▶ Written problem:
Copy the items word for word, starting at the first line and ending at the line that contains "- bubble-data-label: 13%: [541, 99, 583, 122]".

▶ Stored data:
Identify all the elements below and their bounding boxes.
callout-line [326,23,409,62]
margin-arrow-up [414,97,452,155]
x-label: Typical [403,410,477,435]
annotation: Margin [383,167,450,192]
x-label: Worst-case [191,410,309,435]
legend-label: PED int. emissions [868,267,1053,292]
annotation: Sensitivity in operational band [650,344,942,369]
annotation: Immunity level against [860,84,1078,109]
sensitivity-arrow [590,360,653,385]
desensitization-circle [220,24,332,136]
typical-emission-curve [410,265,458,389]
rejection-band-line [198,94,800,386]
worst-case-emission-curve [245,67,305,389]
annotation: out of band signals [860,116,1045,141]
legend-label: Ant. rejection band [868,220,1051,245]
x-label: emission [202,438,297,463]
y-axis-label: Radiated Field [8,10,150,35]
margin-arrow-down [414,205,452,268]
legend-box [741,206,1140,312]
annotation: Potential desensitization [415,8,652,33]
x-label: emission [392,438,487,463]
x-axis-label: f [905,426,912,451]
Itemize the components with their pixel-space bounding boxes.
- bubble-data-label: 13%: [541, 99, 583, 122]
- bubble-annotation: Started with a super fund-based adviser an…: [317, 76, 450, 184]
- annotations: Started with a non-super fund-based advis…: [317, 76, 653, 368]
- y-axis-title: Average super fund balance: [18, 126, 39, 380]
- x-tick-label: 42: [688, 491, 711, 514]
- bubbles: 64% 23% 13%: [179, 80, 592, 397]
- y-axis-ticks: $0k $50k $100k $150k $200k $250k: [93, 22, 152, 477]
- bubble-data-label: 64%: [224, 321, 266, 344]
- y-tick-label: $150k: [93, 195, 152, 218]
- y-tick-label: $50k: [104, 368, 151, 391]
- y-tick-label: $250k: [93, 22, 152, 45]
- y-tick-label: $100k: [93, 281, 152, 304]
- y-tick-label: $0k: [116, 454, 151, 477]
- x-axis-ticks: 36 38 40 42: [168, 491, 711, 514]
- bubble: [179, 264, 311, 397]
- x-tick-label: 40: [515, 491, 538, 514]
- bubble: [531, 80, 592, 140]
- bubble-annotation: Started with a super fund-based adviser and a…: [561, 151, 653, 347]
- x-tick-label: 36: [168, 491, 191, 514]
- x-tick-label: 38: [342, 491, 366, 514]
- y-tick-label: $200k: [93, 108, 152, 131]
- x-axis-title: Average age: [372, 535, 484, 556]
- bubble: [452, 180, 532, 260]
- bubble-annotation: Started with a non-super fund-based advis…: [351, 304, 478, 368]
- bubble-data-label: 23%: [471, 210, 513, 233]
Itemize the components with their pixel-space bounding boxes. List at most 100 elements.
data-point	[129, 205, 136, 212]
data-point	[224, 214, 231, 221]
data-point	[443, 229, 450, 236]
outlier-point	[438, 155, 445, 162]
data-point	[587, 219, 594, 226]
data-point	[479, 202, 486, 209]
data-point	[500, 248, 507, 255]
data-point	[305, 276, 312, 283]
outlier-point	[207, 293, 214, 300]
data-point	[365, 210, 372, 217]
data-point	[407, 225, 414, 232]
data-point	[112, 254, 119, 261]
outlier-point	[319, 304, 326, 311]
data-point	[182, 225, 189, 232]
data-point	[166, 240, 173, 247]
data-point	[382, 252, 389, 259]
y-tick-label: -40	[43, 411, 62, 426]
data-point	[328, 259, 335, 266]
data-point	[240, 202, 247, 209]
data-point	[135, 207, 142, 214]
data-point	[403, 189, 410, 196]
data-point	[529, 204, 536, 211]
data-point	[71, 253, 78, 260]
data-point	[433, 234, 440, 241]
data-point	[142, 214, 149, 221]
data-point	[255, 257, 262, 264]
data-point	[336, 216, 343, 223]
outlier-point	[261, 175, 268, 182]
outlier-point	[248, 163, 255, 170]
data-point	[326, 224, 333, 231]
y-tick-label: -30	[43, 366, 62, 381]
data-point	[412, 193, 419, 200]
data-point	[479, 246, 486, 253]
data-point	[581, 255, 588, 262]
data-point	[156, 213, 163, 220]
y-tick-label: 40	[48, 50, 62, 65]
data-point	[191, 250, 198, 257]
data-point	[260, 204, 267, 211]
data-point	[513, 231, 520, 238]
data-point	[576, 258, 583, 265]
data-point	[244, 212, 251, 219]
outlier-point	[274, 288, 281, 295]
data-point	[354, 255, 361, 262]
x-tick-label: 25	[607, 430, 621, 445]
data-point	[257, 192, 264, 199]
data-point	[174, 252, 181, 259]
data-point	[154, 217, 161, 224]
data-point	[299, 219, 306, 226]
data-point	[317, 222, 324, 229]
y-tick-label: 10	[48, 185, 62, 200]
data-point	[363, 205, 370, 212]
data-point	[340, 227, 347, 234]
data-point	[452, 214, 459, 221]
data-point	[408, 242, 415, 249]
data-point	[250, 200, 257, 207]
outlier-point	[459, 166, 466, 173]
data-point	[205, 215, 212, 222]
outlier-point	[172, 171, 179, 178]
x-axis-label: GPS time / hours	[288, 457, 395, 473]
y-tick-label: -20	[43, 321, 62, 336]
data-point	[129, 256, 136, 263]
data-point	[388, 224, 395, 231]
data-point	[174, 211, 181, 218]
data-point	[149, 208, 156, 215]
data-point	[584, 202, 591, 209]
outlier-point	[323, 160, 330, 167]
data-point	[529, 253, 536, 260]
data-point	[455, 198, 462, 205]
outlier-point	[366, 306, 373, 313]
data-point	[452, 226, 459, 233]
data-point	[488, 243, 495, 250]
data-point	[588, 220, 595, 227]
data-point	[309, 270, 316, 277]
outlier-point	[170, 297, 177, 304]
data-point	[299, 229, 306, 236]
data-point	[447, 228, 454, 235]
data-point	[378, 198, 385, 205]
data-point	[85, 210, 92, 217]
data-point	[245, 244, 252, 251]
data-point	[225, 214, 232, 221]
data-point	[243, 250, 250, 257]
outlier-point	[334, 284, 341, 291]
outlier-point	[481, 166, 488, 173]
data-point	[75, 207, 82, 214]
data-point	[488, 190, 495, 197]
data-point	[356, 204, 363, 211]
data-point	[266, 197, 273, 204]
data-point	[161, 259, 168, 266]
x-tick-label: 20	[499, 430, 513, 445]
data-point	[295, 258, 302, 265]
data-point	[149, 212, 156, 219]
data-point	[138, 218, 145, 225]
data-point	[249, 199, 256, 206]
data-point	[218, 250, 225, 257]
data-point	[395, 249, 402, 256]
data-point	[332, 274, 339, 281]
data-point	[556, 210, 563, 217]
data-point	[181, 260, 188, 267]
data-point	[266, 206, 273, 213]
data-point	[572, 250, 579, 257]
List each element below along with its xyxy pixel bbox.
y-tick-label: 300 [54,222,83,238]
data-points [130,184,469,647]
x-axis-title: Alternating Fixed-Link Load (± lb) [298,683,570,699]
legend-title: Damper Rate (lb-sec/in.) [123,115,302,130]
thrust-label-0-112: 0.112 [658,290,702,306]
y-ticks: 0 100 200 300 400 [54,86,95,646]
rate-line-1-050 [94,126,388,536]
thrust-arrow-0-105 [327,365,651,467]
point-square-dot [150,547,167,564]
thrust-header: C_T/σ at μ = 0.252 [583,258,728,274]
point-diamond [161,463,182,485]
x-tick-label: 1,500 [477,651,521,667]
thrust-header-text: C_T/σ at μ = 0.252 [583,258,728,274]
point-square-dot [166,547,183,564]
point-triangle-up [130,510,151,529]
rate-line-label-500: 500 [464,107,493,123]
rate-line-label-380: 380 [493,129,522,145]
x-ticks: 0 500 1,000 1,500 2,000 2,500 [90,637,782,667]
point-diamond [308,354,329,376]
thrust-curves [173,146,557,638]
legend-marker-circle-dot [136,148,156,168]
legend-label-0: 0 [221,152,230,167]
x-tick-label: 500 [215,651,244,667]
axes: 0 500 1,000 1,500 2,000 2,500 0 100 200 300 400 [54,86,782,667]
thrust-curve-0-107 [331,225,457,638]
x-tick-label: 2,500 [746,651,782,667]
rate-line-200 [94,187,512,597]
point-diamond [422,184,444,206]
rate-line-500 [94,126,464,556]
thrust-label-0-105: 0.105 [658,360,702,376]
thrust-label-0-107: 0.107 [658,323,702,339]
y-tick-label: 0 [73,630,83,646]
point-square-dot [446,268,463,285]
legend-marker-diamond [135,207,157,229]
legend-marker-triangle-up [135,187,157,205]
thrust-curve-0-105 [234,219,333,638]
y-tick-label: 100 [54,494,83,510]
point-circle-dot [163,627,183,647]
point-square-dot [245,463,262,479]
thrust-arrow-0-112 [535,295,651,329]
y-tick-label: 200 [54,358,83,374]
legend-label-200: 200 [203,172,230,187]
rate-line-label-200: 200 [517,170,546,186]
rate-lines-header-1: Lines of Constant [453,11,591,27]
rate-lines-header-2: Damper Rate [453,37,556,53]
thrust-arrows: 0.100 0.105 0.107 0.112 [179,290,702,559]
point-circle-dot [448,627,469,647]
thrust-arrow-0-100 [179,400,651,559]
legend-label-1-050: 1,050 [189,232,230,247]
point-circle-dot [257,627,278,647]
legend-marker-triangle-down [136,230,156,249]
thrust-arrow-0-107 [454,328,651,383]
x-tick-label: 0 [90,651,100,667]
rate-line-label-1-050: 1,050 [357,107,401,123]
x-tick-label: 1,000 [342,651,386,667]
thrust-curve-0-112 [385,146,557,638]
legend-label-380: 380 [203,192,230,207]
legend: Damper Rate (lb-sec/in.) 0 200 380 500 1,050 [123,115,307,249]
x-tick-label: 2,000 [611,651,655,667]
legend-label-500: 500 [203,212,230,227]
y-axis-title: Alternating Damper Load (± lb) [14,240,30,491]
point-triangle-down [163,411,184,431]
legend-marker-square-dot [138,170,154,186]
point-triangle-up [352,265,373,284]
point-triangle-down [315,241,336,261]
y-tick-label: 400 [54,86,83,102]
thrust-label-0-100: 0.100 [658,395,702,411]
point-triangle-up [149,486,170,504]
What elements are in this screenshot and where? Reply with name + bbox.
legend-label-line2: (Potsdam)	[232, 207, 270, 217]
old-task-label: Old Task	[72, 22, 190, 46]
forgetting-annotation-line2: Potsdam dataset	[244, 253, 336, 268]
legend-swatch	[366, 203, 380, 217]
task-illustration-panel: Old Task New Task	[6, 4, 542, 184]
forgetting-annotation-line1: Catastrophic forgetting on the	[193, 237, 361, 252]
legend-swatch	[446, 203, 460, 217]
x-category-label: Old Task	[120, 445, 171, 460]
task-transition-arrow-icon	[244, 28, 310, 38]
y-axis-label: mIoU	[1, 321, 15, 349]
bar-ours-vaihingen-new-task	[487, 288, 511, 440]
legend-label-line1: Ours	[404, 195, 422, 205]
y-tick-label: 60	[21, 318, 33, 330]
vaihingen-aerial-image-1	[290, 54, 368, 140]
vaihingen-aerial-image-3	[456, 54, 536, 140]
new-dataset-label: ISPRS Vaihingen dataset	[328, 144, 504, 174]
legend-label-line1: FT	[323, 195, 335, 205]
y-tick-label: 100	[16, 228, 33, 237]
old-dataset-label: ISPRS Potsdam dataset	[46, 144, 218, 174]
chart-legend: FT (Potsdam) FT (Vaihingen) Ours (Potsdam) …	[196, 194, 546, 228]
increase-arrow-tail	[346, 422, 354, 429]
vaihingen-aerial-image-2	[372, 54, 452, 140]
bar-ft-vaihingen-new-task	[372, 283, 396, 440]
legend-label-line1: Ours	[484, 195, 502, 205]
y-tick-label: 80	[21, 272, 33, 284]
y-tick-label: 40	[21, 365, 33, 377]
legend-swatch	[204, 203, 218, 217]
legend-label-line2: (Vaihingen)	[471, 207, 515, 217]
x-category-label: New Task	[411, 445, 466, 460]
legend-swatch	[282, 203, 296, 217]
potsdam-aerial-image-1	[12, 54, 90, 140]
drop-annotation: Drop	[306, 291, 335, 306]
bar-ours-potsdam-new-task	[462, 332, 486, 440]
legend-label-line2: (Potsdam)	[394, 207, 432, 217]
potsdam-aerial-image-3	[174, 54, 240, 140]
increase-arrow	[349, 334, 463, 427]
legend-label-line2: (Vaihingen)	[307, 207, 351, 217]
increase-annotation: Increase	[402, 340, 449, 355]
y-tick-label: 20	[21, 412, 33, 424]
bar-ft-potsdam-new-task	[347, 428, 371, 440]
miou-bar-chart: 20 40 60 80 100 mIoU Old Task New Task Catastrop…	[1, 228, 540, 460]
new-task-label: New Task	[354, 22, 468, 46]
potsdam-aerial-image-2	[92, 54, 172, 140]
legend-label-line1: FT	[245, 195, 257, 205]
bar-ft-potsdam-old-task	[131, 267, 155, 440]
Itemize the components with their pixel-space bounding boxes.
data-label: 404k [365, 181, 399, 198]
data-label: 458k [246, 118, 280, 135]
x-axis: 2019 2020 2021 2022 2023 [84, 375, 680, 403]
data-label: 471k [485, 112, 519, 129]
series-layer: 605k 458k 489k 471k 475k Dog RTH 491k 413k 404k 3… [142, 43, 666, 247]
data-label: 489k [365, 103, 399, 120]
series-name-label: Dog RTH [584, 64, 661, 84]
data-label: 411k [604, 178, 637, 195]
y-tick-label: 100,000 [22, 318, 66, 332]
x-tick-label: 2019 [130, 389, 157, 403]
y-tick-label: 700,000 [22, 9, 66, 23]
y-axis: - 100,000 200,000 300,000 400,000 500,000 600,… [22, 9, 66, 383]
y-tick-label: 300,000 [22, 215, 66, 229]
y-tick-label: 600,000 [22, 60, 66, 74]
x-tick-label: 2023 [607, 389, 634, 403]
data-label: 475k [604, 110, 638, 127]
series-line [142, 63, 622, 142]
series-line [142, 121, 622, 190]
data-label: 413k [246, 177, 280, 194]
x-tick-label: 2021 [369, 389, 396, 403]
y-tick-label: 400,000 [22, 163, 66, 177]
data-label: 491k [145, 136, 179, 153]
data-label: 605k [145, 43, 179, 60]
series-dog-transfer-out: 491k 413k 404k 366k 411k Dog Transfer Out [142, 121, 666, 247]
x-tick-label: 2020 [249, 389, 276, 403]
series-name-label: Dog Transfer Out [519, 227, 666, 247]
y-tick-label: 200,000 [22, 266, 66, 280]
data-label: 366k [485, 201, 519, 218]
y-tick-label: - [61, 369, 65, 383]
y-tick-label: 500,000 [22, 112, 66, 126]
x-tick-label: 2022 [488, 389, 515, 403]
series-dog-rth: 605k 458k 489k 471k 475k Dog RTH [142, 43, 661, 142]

▶ Written response:
Identify all the elements below and their bounding boxes.
callout-line [326,23,409,62]
margin-arrow-up [414,97,452,155]
x-label: Typical [403,410,477,435]
annotation: Margin [383,167,450,192]
x-label: Worst-case [191,410,309,435]
legend-label: PED int. emissions [868,267,1053,292]
annotation: Sensitivity in operational band [650,344,942,369]
annotation: Immunity level against [860,84,1078,109]
sensitivity-arrow [590,360,653,385]
desensitization-circle [220,24,332,136]
typical-emission-curve [410,265,458,389]
rejection-band-line [198,94,800,386]
worst-case-emission-curve [245,67,305,389]
annotation: out of band signals [860,116,1045,141]
legend-label: Ant. rejection band [868,220,1051,245]
x-label: emission [202,438,297,463]
y-axis-label: Radiated Field [8,10,150,35]
margin-arrow-down [414,205,452,268]
legend-box [741,206,1140,312]
annotation: Potential desensitization [415,8,652,33]
x-label: emission [392,438,487,463]
x-axis-label: f [905,426,912,451]
Itemize the components with their pixel-space bounding boxes.
- bubble-data-label: 13%: [541, 99, 583, 122]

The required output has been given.